## WHAT NEEDS TO BE DONE
Search the listing below for the string "Time" and copy every line where it occurs.
---
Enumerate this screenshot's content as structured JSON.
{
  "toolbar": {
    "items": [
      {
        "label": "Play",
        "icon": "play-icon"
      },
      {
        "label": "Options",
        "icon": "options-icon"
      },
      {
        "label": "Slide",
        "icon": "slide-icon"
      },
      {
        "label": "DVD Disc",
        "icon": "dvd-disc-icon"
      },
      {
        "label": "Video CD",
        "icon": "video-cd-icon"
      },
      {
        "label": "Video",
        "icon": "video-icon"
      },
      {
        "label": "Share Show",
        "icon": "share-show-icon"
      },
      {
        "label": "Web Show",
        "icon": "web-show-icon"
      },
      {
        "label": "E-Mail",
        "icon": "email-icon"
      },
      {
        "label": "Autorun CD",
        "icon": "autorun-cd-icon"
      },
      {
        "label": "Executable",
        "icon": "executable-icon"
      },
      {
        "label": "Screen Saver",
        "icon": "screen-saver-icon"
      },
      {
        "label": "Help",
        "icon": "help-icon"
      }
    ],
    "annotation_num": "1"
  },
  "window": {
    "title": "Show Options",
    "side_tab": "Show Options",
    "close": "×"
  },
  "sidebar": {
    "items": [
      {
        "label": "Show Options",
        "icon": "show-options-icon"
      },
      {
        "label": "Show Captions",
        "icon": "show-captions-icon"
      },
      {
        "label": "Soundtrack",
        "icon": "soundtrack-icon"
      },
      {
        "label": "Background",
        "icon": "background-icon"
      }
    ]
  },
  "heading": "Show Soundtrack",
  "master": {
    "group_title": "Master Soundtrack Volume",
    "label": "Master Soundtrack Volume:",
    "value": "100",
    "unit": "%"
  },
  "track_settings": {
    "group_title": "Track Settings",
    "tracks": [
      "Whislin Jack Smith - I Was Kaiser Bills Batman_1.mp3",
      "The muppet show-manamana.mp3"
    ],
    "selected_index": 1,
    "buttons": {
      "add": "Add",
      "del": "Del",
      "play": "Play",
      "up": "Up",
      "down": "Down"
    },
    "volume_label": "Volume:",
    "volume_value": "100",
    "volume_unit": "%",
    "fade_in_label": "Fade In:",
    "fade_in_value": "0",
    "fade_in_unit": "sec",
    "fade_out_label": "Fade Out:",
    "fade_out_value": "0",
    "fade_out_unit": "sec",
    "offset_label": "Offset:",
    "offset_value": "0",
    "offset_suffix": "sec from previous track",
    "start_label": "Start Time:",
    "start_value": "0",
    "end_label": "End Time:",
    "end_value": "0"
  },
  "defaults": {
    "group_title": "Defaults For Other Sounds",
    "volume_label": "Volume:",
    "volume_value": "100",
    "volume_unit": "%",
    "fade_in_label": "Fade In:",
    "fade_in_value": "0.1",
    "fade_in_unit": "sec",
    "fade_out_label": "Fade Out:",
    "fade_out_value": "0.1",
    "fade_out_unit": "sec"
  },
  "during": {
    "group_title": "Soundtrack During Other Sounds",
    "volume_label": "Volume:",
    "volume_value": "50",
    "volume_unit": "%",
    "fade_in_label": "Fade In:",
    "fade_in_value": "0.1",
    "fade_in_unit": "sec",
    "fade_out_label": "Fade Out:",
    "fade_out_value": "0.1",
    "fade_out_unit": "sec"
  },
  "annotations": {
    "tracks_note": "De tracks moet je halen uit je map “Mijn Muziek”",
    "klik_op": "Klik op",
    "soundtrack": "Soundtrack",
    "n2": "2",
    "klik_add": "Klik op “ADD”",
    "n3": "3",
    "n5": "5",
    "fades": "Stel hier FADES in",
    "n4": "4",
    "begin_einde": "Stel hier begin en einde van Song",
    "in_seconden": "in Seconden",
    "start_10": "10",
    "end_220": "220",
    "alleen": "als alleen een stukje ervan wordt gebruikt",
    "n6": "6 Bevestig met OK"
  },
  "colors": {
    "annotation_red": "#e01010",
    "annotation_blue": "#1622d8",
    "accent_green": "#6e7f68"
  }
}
---
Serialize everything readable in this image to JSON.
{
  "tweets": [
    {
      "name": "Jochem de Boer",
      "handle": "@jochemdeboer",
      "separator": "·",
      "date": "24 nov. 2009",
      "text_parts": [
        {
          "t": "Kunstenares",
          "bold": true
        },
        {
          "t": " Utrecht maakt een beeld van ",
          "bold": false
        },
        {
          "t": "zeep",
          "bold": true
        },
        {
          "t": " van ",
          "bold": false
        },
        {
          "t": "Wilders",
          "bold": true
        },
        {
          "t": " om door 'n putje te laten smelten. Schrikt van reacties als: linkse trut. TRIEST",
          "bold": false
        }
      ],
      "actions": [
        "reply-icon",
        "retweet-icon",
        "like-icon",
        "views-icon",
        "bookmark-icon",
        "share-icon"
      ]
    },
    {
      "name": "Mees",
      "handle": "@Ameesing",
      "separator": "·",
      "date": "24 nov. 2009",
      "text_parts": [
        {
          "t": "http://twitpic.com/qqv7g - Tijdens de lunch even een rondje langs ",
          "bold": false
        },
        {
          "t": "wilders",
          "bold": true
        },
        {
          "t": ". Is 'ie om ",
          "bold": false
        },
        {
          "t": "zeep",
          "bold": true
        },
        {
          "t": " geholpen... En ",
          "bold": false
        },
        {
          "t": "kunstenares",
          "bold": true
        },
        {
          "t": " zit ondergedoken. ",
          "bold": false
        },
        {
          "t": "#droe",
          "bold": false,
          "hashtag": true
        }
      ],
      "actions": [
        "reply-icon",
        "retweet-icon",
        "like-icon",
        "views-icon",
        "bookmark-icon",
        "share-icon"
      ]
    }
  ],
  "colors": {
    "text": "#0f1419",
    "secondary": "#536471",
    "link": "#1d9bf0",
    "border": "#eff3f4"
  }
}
---
## EXERCISE SOLUTION
    "start_label": "Start Time:",
    "end_label": "End Time:",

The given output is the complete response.